Problem statement: Lift out all lines below that contain "Initiatives".

Data for this task:
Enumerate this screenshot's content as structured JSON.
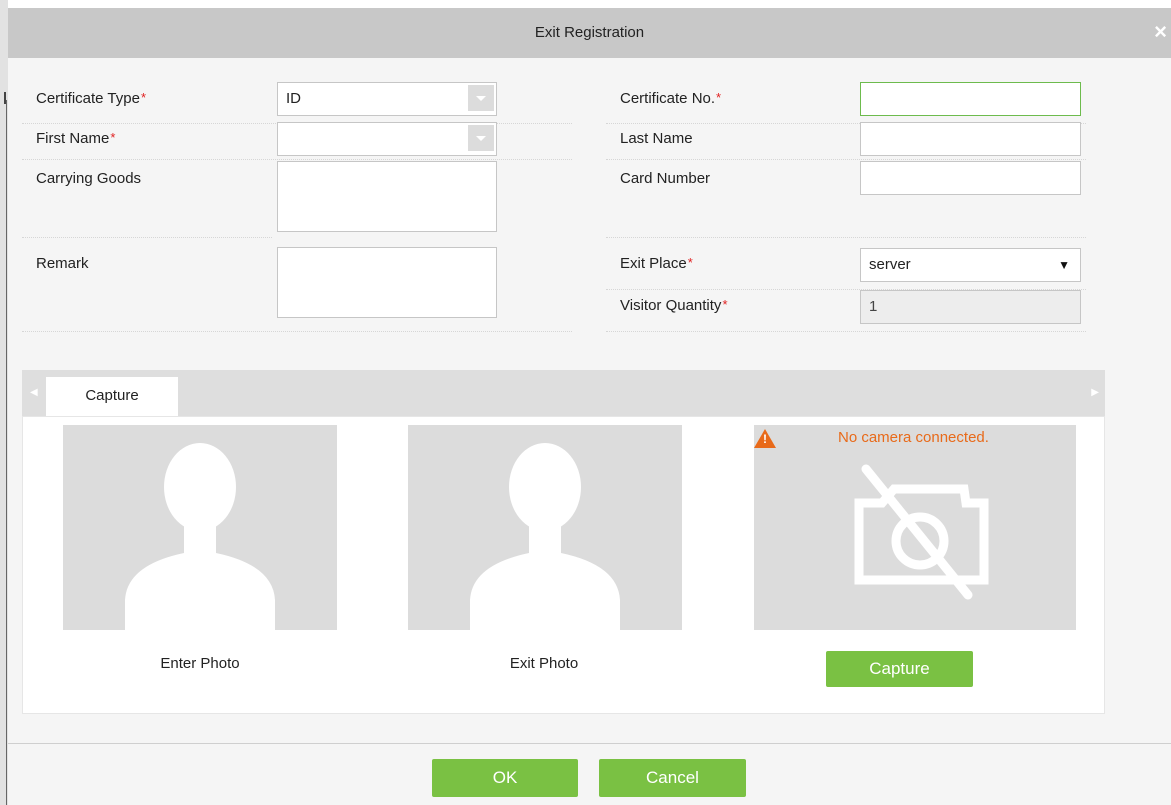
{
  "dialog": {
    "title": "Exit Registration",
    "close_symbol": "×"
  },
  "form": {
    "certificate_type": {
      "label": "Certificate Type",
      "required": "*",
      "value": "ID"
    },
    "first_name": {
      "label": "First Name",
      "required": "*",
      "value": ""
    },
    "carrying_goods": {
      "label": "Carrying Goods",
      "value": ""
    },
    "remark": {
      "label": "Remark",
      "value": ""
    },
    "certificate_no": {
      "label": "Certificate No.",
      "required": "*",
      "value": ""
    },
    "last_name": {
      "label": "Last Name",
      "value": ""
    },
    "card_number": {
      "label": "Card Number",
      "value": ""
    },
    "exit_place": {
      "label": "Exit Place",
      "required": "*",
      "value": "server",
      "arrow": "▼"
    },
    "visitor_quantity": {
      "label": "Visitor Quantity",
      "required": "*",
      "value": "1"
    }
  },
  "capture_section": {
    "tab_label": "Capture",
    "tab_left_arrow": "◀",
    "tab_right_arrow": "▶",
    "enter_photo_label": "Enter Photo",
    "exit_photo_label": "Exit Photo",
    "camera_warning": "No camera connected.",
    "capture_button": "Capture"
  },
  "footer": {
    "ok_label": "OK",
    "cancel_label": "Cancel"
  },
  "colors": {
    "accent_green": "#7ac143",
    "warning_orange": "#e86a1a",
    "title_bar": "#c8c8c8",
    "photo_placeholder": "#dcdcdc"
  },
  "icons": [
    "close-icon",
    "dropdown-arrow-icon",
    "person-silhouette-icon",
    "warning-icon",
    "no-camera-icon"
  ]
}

--

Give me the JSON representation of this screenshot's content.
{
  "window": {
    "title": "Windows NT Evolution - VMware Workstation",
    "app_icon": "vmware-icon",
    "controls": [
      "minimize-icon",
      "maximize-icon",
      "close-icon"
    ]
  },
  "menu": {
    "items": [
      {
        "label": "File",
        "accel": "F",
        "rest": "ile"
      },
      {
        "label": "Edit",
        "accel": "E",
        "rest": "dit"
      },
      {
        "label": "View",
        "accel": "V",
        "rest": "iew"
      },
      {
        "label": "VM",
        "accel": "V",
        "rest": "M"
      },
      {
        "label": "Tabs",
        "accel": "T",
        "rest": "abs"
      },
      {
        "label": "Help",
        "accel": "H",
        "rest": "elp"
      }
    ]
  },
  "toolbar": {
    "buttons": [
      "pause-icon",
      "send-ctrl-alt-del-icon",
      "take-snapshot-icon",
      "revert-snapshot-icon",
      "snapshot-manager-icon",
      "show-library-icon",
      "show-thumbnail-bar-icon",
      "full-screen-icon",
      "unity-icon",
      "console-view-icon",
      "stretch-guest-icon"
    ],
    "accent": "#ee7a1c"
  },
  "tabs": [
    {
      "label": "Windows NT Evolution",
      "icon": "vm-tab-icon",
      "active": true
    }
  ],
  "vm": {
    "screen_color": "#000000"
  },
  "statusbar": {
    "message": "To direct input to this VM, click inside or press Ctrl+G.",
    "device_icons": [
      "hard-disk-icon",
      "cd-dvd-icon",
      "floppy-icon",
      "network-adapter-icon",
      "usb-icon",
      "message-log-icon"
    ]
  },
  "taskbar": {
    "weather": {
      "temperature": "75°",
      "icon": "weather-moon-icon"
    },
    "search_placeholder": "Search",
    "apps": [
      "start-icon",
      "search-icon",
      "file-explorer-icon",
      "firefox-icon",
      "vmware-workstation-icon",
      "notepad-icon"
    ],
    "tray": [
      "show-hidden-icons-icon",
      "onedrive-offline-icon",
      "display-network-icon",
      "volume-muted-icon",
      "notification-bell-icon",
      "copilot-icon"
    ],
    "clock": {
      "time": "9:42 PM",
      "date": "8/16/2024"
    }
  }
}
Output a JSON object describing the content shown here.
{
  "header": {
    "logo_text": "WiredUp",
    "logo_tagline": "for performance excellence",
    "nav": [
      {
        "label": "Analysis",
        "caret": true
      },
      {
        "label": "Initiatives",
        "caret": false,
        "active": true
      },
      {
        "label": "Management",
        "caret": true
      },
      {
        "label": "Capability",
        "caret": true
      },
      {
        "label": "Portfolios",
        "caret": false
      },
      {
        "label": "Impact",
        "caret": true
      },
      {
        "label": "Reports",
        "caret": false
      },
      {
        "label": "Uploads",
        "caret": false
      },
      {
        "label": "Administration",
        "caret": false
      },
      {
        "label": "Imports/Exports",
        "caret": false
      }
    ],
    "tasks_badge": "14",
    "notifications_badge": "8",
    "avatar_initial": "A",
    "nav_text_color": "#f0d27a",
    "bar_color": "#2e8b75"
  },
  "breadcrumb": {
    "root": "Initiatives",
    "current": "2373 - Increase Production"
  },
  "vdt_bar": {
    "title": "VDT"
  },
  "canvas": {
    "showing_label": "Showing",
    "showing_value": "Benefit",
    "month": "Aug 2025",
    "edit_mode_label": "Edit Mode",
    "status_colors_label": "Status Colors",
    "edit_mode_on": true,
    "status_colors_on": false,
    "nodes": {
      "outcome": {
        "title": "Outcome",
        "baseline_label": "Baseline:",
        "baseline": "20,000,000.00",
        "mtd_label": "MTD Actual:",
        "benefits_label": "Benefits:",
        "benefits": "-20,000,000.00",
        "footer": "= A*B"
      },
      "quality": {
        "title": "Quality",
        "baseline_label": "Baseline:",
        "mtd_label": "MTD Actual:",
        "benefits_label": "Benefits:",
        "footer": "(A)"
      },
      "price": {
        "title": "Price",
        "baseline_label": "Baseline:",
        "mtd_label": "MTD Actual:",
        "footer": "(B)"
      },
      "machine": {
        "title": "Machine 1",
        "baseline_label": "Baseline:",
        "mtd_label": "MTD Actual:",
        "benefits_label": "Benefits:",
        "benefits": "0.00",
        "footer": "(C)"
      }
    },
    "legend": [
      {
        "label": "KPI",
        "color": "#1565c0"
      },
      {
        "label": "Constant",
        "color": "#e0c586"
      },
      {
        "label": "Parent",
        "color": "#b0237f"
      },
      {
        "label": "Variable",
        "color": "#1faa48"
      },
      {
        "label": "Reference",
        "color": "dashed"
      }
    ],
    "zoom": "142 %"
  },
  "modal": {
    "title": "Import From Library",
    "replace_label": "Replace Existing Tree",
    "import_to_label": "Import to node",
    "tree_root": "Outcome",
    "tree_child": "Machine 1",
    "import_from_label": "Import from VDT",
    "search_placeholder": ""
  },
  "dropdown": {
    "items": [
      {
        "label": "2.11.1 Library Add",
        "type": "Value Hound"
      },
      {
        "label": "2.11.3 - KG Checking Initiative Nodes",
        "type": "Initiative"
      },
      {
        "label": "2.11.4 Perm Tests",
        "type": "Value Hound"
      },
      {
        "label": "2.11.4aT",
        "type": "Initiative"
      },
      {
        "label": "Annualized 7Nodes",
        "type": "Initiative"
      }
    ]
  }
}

* * *

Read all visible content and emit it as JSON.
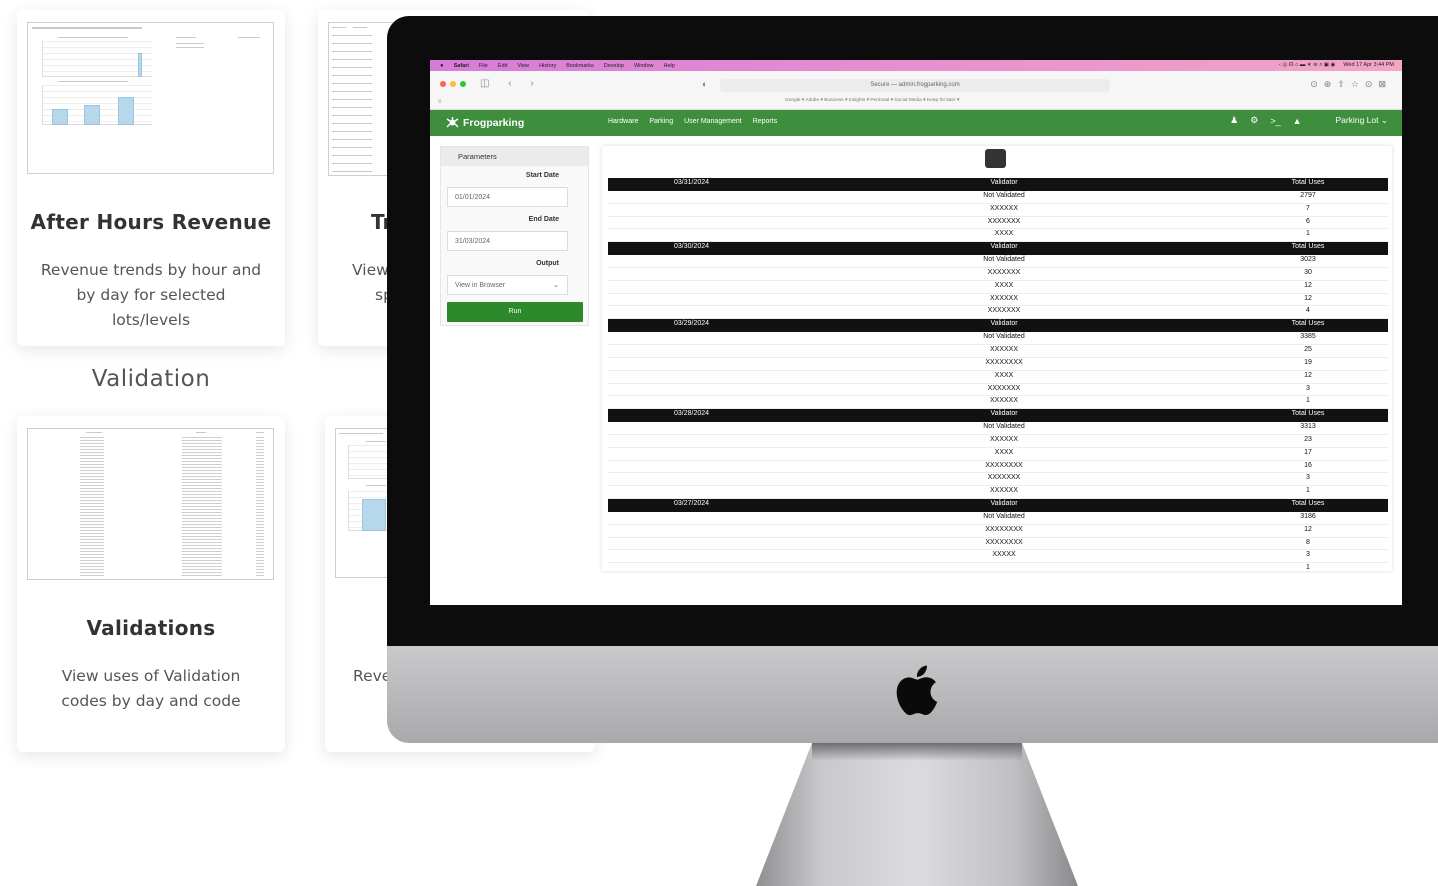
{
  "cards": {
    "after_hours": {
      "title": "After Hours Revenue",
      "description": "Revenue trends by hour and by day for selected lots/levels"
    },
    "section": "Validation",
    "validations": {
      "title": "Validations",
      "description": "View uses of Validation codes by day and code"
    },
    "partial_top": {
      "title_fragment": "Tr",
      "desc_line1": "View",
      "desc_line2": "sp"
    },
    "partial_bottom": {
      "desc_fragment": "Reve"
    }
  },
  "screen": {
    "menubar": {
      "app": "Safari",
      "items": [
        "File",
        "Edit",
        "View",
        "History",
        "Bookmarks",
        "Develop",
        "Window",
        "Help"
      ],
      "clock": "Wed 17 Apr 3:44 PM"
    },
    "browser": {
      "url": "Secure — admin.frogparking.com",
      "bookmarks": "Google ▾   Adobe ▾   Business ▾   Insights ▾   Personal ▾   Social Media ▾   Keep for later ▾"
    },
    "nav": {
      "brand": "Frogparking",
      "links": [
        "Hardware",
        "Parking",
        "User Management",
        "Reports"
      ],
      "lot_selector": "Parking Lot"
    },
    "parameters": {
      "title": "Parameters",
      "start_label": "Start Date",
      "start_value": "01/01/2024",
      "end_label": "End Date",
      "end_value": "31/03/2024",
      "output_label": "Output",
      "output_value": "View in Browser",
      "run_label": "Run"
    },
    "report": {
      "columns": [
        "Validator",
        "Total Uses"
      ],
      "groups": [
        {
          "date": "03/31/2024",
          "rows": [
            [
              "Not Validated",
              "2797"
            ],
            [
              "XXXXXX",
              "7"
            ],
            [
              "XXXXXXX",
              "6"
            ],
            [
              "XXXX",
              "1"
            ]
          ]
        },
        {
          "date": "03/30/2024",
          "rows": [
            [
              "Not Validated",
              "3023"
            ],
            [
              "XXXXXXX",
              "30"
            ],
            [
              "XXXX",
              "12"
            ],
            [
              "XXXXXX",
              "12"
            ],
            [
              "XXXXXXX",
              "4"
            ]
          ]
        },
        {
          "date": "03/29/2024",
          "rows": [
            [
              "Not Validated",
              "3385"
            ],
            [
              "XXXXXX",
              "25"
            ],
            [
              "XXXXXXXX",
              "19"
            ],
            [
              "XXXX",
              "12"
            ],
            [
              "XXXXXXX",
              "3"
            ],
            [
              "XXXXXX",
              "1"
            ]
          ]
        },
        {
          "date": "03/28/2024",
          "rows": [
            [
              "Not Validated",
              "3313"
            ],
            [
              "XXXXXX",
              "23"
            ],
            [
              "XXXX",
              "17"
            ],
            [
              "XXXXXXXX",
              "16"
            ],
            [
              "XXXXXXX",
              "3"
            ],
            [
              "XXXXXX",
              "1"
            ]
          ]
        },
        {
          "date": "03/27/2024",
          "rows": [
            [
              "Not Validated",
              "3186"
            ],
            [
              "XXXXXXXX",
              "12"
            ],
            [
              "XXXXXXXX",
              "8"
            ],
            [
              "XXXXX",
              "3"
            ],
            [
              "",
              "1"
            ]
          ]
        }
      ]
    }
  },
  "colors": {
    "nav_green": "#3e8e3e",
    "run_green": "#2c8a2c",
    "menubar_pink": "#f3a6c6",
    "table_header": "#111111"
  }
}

Response to this task:
        "label": "Initiatives",
    "root": "Initiatives",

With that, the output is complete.